EXTRACT PROVIDED:
☆ ☆ ☆ ☆

June 20, 2007 |  5:10 pm

The Hollywood gossip website TMZ.com posted a link Tuesday afternoon to the entire manuscript of O.J. Simpson’s “If I Did It” — one day after the family of Ronald Goldman won the rights to the book in federal court. According to Wired.com, the link had been removed by the middle of the day, after TMZ received “a takedown notice from a trustee overseeing the bankruptcy case of Simpson — but not before hundreds, if not thousands, of people likely downloaded it and passed it on to friends.” TMZ has left a pair of excerpts from the book’s notorious final chapter, in which Simpson describes (sort of) the murders of Goldman and Nicole Brown Simpson as if they were a fever dream.

It’s hard to say what’s more disturbing: the account itself, a kind of peekaboo tease in which Simpson claims that “something went horribly wrong,” although he “can’t tell you exactly how”; TMZ’s breathless self-promotion (even now, the page is tagged with a red banner declaring “Exclusive”); or the swirl of legal machinations that continues to surround this case, obscuring any sense of right and wrong. But in the end, what may be most telling is the way this episode leaves one less with a feeling of outrage than of exhaustion, the desire to see the whole sordid Simpson saga finally put behind us once and for all.

David L. Ulin


Derring-do for girls...

June 19, 2007 |  5:15 pm

Have you looked longingly at "The Dangerous Book for Boys," the latest children's sensation from Britain, and wondered: Where are the how-tos for girls? Where are those guides harking to a day before iPods, Atari, American Girl catalogs and YouTube? Turns out the publishing industry has scrambled to come up with at least half a dozen titles to more than balance the scales.

HarperCollins, the U.S. publisher of the bestselling boys' book by British authors Conn and Hal Iggulden, has tapped Andrea Buchanan and Miriam Peskowitz to write "The Daring Book for Girls," to be published Nov. 1. Among its contents: five karate moves every girl should know; famous women spies; stocks and bonds; and how to make your own comic book. It is, blogs Buchanan, "a book for any girl with an eye for adventure and a nose for trouble."

Scholastic Press is also rushing out a U.S. version of another British bestseller, Juliana Foster's "The Girls' Book: How to Be the Best at Everything," on Sept. 1. Released by Buster Books in Britain in February, "The Girls' Book" tells how to survive a zombie attack, deal with bullies, do the perfect handstand, build the best sandcastle, make a compass and find the North Star.

Next up is "The Great Big Glorious Book for Girls" by Rosemary Davidson and Sarah Vine, due July 19 in Britain. It promises instructions for making scones, daisy chains and elderflower cordial. No U.S. publisher is yet onboard, says USA Today.

And in celebration of that resourceful paragon of sleuthing and sensibility, Nancy Drew, now a retro heroine in the movie by the same name that hit theaters June 15, three handbooks will hit U.S. stores this fall. First out is Amy Helmes' "The Wisdom of Nancy Drew: The Nancy Drew Guide to Solving Life's Little Mysteries," published by Cider Mill Press in October, followed in November by "Clues for Real Life: The Classic Wit and Wisdom of Nancy Drew" from Meredith Books and "The Official Nancy Drew Handbook: Skills, Tips, & Life Lessons" by Penny Warner from Quirk Books.

They may not be of help this summer, but get your Christmas lists started.

— Kristina Lindgren


Coffee, er, books, anyone?

☆ ☆ ☆ ☆

Answer these questions from the blog entries above:
(a) According to Wired.com, what did TMZ receive before it removed the link to the manuscript?
(b) On what date is "The Daring Book for Girls" to be published?
(c) Which publisher is releasing "The Official Nancy Drew Handbook: Skills, Tips, & Life Lessons"?

☆ ☆ ☆ ☆

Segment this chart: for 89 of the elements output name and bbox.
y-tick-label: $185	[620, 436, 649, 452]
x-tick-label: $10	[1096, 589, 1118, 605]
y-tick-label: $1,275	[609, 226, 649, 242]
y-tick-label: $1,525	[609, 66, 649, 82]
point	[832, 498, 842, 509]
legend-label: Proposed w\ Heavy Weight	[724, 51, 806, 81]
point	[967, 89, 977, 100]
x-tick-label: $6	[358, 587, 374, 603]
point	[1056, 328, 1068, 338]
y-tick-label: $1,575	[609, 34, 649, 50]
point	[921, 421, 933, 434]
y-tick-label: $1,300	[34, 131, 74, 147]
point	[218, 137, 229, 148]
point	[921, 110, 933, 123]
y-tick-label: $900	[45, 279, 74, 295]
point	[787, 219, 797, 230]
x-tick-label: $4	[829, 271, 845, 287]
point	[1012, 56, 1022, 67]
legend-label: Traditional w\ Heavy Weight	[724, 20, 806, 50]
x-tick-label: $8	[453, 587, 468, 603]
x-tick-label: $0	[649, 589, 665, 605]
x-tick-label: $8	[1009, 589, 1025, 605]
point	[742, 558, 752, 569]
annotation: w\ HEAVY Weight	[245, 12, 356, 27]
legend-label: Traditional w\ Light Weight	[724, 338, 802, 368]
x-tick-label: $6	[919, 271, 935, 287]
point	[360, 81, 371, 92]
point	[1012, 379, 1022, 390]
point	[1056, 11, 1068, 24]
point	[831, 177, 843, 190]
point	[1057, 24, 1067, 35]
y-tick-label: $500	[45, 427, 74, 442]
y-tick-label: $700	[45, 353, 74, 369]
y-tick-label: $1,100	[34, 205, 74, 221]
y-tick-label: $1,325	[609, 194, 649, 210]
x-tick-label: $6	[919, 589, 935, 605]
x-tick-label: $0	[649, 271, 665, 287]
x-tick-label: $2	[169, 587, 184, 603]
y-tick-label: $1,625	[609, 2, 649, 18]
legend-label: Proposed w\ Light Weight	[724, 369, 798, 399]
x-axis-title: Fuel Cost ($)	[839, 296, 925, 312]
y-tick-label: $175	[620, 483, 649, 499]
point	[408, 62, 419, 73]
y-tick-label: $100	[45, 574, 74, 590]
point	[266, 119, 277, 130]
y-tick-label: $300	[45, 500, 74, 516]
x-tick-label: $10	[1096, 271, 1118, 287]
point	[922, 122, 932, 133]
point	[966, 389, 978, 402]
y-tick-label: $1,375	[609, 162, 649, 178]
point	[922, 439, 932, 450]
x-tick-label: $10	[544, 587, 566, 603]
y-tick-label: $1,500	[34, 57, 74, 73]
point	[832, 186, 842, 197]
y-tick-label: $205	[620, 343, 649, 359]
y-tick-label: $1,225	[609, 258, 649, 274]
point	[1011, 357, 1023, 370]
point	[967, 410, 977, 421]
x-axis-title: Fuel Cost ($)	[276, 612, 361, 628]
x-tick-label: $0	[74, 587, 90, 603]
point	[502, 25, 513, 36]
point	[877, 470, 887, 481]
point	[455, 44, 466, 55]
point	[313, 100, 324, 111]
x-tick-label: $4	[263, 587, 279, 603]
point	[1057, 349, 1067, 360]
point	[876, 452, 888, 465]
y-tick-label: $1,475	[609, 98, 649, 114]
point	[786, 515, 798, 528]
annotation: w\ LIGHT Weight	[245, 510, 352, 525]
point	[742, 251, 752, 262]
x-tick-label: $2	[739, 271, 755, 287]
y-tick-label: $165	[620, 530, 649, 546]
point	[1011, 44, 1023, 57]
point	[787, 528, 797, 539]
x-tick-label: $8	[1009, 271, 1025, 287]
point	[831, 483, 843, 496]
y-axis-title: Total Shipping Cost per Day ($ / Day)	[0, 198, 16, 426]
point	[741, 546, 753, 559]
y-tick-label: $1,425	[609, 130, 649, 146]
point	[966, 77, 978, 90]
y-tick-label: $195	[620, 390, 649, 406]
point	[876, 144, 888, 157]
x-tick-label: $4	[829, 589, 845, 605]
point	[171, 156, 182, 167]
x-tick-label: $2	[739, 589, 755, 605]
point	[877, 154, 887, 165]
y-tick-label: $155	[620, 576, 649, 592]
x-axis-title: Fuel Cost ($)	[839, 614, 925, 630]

☆ ☆ ☆ ☆

RESPONSE BOX:
(a) A takedown notice from a trustee overseeing Simpson's bankruptcy case.
(b) Nov. 1.
(c) Quirk Books.